> TASK BRIEF:
Omit the pictures, then write out every entry exactly as it reads.

> MATERIAL FOR THIS EXERCISE:
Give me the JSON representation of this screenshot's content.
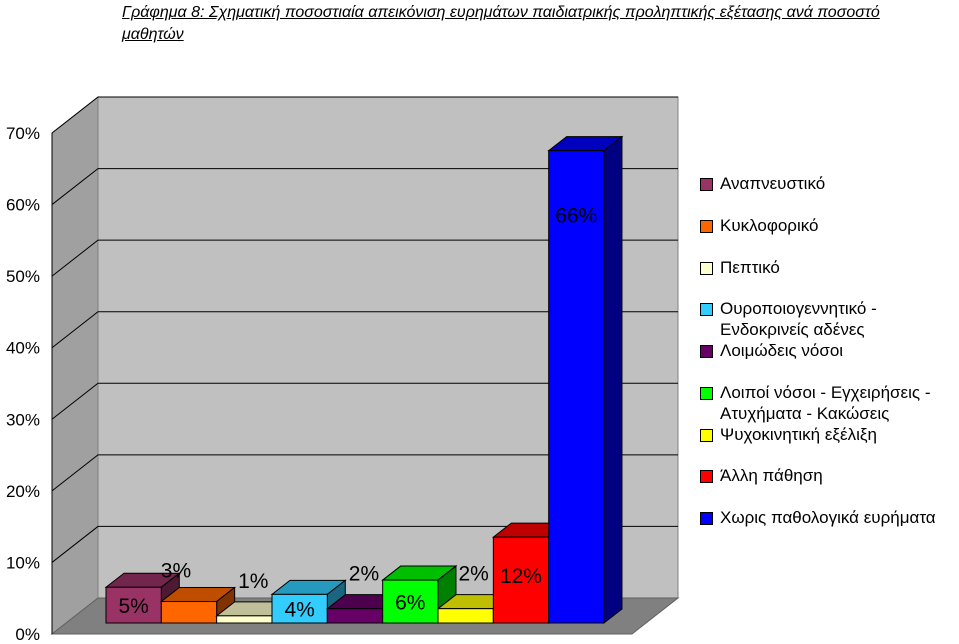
{
  "title": "Γράφημα 8: Σχηματική ποσοστιαία απεικόνιση ευρημάτων παιδιατρικής  προληπτικής εξέτασης ανά ποσοστό μαθητών",
  "chart_data": {
    "type": "bar",
    "title": "Γράφημα 8: Σχηματική ποσοστιαία απεικόνιση ευρημάτων παιδιατρικής  προληπτικής εξέτασης ανά ποσοστό μαθητών",
    "y_ticks": [
      "0%",
      "10%",
      "20%",
      "30%",
      "40%",
      "50%",
      "60%",
      "70%"
    ],
    "ylim": [
      0,
      70
    ],
    "grid": true,
    "legend_position": "right",
    "series": [
      {
        "name": "Αναπνευστικό",
        "value": 5,
        "label": "5%",
        "color": "#993366"
      },
      {
        "name": "Κυκλοφορικό",
        "value": 3,
        "label": "3%",
        "color": "#ff6600"
      },
      {
        "name": "Πεπτικό",
        "value": 1,
        "label": "1%",
        "color": "#ffffcc"
      },
      {
        "name": "Ουροποιογεννητικό -\nΕνδοκρινείς αδένες",
        "value": 4,
        "label": "4%",
        "color": "#33ccff"
      },
      {
        "name": "Λοιμώδεις νόσοι",
        "value": 2,
        "label": "2%",
        "color": "#660066"
      },
      {
        "name": "Λοιποί νόσοι - Εγχειρήσεις -\nΑτυχήματα - Κακώσεις",
        "value": 6,
        "label": "6%",
        "color": "#00ff00"
      },
      {
        "name": "Ψυχοκινητική εξέλιξη",
        "value": 2,
        "label": "2%",
        "color": "#ffff00"
      },
      {
        "name": "Άλλη πάθηση",
        "value": 12,
        "label": "12%",
        "color": "#ff0000"
      },
      {
        "name": "Χωρις παθολογικά ευρήματα",
        "value": 66,
        "label": "66%",
        "color": "#0000ff"
      }
    ]
  }
}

> SOLUTION TO THIS EXERCISE:
Give me the JSON representation of this screenshot's content.
{
  "title": "Γράφημα 8: Σχηματική ποσοστιαία απεικόνιση ευρημάτων παιδιατρικής  προληπτικής εξέτασης ανά ποσοστό μαθητών",
  "chart_data": {
    "type": "bar",
    "title": "Γράφημα 8: Σχηματική ποσοστιαία απεικόνιση ευρημάτων παιδιατρικής  προληπτικής εξέτασης ανά ποσοστό μαθητών",
    "y_ticks": [
      "0%",
      "10%",
      "20%",
      "30%",
      "40%",
      "50%",
      "60%",
      "70%"
    ],
    "ylim": [
      0,
      70
    ],
    "grid": true,
    "legend_position": "right",
    "series": [
      {
        "name": "Αναπνευστικό",
        "value": 5,
        "label": "5%",
        "color": "#993366"
      },
      {
        "name": "Κυκλοφορικό",
        "value": 3,
        "label": "3%",
        "color": "#ff6600"
      },
      {
        "name": "Πεπτικό",
        "value": 1,
        "label": "1%",
        "color": "#ffffcc"
      },
      {
        "name": "Ουροποιογεννητικό -\nΕνδοκρινείς αδένες",
        "value": 4,
        "label": "4%",
        "color": "#33ccff"
      },
      {
        "name": "Λοιμώδεις νόσοι",
        "value": 2,
        "label": "2%",
        "color": "#660066"
      },
      {
        "name": "Λοιποί νόσοι - Εγχειρήσεις -\nΑτυχήματα - Κακώσεις",
        "value": 6,
        "label": "6%",
        "color": "#00ff00"
      },
      {
        "name": "Ψυχοκινητική εξέλιξη",
        "value": 2,
        "label": "2%",
        "color": "#ffff00"
      },
      {
        "name": "Άλλη πάθηση",
        "value": 12,
        "label": "12%",
        "color": "#ff0000"
      },
      {
        "name": "Χωρις παθολογικά ευρήματα",
        "value": 66,
        "label": "66%",
        "color": "#0000ff"
      }
    ]
  }
}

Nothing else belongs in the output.